== What the task asks ==
Tally the lines in the data that follows that include the word "JSON", and report nothing but the total.

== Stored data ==
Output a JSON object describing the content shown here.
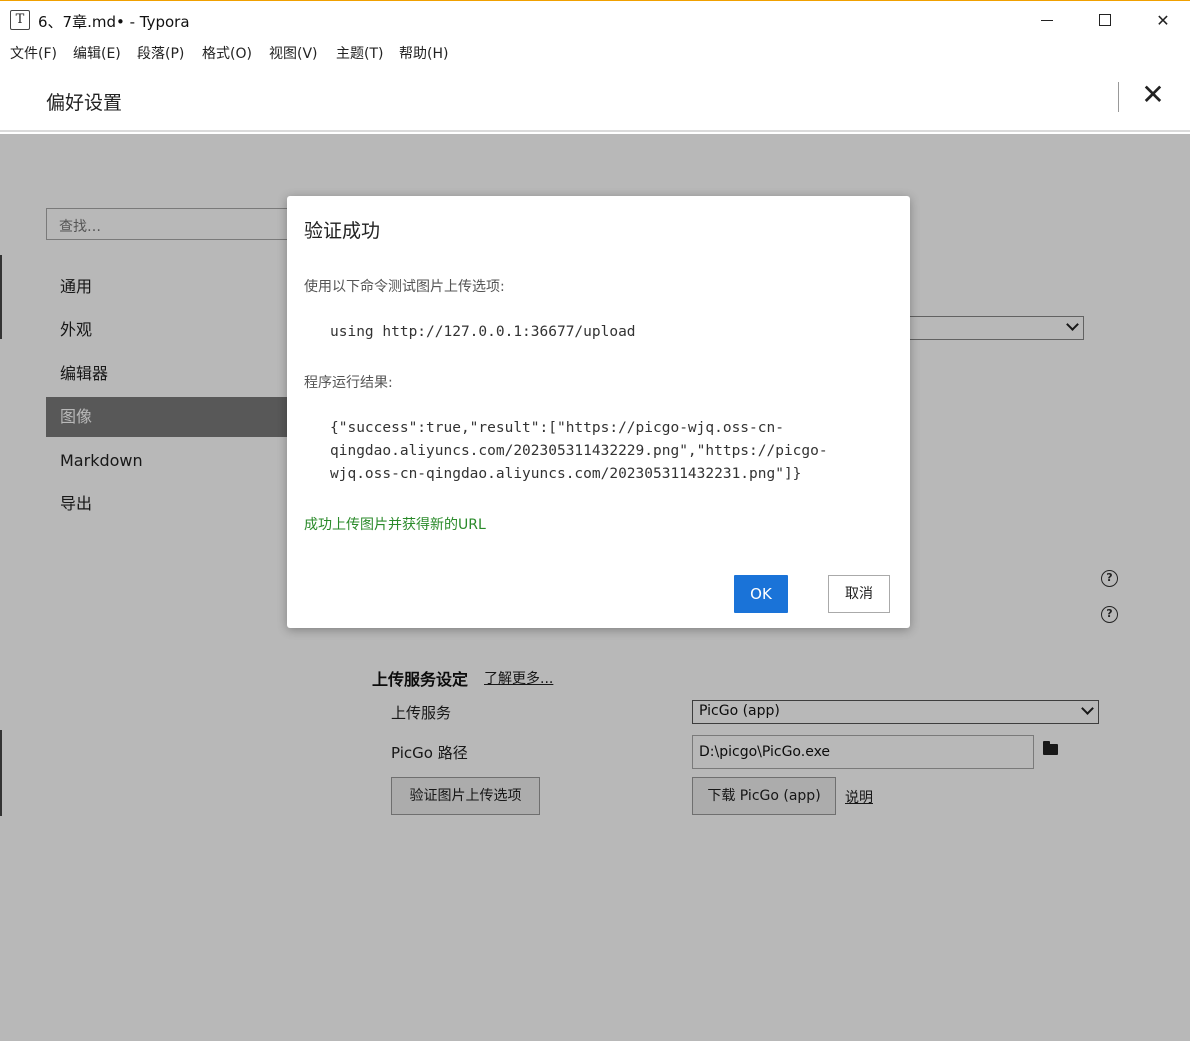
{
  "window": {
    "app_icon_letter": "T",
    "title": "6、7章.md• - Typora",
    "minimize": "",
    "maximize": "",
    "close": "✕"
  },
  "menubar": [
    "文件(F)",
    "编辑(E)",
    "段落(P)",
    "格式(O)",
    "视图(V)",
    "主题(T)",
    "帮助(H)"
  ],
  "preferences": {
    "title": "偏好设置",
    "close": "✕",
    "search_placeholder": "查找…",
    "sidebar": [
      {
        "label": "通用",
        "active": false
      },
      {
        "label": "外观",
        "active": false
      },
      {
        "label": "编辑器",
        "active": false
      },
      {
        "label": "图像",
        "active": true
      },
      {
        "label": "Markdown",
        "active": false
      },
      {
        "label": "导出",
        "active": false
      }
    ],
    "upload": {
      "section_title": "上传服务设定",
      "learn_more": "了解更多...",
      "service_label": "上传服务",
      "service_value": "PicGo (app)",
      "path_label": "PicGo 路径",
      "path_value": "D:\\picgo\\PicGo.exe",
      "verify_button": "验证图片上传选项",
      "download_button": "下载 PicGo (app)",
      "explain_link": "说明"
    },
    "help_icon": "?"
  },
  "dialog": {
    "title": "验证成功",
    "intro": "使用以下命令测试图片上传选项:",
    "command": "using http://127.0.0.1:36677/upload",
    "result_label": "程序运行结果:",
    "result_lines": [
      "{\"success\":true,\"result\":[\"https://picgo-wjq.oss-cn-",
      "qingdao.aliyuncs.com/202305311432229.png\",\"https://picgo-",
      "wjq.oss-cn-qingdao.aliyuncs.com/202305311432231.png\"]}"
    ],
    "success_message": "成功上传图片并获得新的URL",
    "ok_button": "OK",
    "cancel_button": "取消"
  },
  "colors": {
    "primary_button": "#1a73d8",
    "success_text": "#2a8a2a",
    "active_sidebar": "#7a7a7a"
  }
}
---
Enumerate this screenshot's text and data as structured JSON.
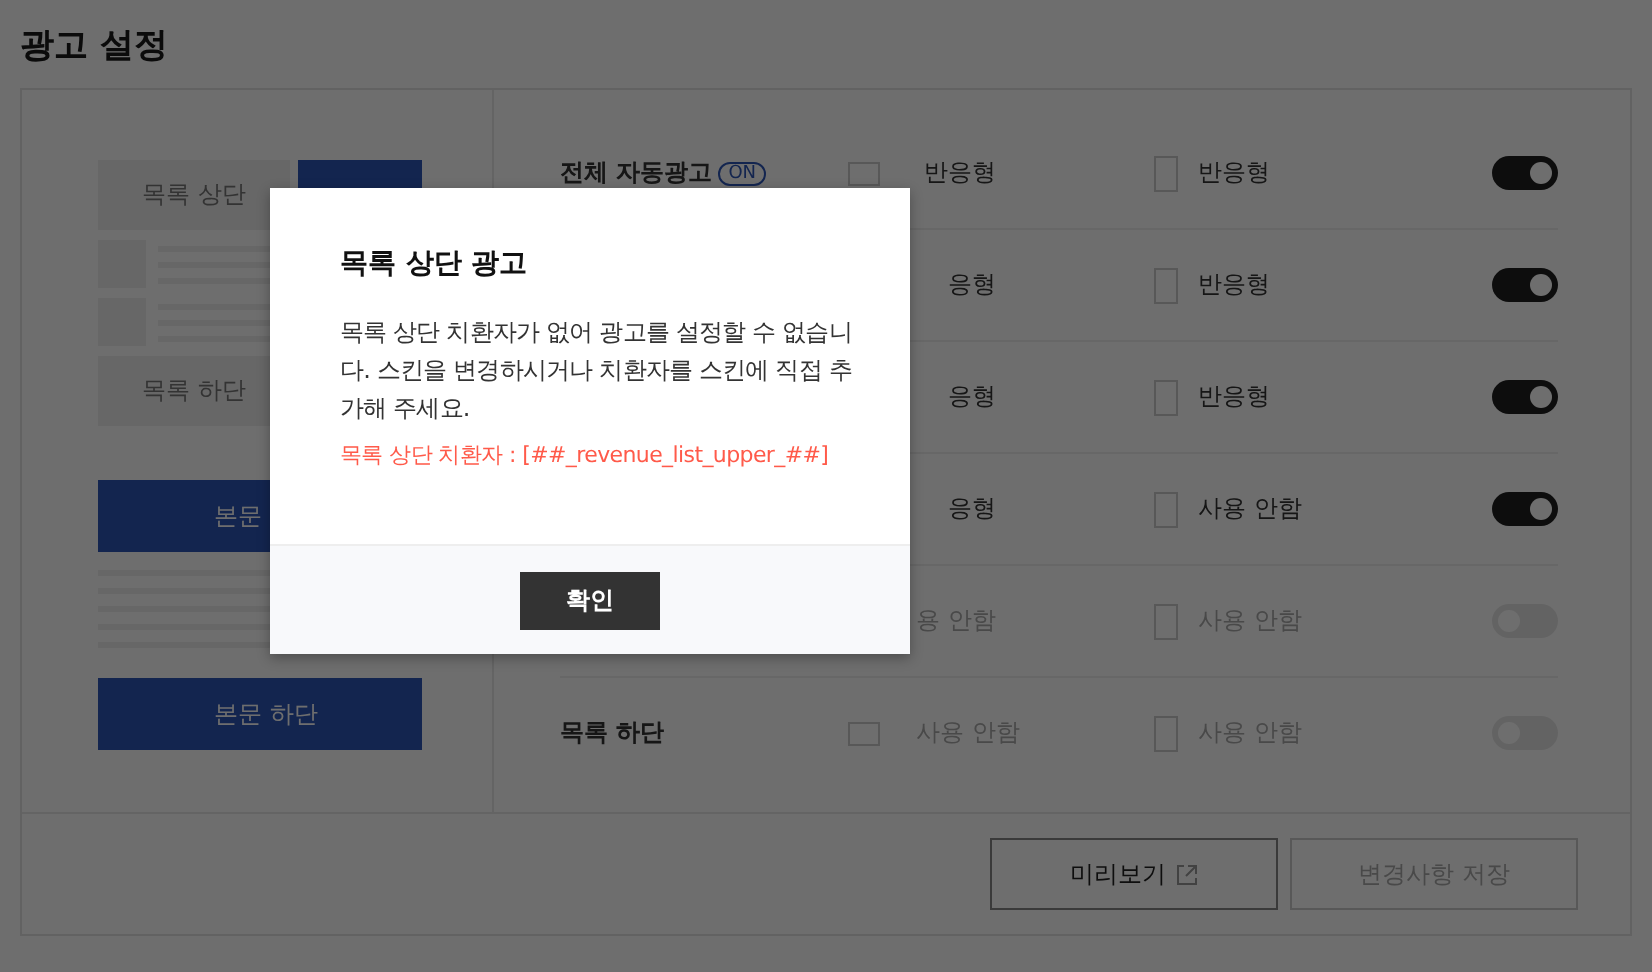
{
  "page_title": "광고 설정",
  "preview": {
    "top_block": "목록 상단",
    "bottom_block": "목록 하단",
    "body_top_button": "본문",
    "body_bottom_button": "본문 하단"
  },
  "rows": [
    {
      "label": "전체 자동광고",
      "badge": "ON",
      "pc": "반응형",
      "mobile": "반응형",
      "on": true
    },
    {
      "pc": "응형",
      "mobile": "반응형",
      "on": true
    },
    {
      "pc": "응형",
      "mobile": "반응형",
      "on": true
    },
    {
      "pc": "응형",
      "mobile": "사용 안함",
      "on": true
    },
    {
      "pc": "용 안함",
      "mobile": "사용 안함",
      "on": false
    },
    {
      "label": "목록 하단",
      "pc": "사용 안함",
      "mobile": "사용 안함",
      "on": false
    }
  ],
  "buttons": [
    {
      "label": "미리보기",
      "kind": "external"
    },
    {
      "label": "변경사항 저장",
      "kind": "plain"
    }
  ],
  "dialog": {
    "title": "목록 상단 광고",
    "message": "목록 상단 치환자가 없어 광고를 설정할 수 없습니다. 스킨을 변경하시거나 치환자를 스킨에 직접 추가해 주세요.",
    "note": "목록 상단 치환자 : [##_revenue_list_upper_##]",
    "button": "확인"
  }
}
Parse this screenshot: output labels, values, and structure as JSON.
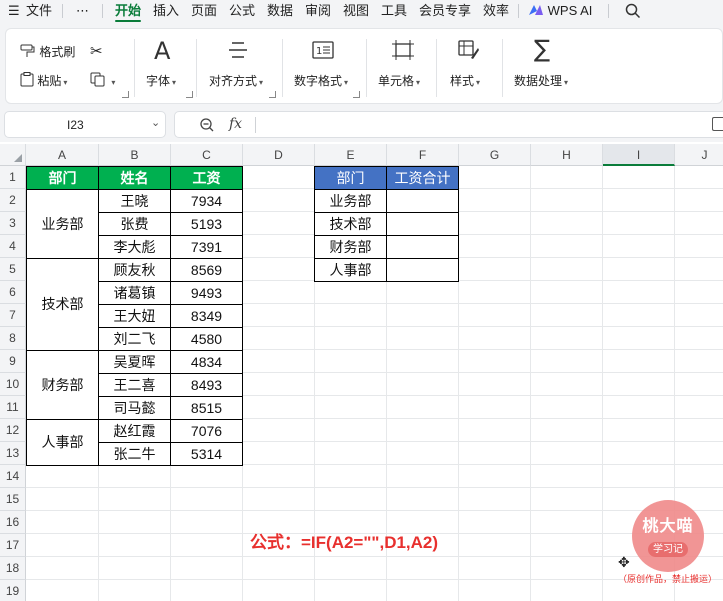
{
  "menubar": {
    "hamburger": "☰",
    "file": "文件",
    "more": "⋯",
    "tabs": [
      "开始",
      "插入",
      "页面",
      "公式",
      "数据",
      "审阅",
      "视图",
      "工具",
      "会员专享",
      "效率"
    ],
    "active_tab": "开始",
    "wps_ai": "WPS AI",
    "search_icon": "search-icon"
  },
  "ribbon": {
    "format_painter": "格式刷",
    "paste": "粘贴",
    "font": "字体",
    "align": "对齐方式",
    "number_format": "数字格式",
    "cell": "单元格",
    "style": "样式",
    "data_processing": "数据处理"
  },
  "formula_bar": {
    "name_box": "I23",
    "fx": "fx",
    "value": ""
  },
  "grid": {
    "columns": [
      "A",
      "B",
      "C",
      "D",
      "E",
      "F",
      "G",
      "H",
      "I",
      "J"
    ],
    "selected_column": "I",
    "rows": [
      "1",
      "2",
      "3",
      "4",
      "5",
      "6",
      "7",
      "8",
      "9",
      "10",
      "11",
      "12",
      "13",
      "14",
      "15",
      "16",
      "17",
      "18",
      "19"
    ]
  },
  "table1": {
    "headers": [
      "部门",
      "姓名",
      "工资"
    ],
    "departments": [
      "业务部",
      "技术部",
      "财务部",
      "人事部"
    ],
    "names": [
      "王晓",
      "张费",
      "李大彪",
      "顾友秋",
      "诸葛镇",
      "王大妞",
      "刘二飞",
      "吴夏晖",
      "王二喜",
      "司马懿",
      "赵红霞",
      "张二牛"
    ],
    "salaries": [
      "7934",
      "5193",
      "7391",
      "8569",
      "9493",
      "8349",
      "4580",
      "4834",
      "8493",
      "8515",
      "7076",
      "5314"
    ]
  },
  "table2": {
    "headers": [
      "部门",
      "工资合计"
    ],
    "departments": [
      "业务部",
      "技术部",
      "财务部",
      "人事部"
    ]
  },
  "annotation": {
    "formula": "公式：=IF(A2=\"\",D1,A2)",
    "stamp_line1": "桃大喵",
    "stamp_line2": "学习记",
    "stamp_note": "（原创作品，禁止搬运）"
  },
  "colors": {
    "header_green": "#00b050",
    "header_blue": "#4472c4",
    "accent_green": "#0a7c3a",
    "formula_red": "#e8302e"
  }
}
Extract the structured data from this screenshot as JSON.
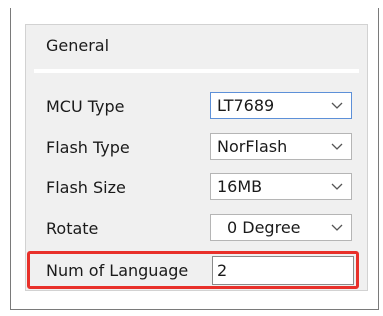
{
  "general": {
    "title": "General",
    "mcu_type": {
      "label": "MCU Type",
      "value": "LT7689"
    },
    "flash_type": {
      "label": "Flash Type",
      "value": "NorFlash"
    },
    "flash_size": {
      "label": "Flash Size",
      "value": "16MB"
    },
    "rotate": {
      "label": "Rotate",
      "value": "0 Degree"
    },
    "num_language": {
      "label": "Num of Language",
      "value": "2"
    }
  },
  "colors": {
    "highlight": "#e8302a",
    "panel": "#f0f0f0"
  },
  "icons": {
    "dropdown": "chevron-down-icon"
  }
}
...
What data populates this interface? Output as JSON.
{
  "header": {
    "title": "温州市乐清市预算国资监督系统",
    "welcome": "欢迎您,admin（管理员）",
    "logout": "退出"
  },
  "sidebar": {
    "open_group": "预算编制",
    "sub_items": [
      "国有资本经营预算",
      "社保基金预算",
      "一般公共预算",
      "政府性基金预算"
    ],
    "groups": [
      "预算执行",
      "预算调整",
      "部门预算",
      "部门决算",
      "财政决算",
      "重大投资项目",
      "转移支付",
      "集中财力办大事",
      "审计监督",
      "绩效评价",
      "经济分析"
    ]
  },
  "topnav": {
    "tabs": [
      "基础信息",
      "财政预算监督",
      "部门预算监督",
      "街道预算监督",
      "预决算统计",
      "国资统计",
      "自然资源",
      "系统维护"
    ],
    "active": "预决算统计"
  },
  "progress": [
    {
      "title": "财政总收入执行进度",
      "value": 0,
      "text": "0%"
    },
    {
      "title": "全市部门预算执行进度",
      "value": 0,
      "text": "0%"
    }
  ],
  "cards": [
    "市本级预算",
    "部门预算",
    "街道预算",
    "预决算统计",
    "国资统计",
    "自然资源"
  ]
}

== Response to this task ==
5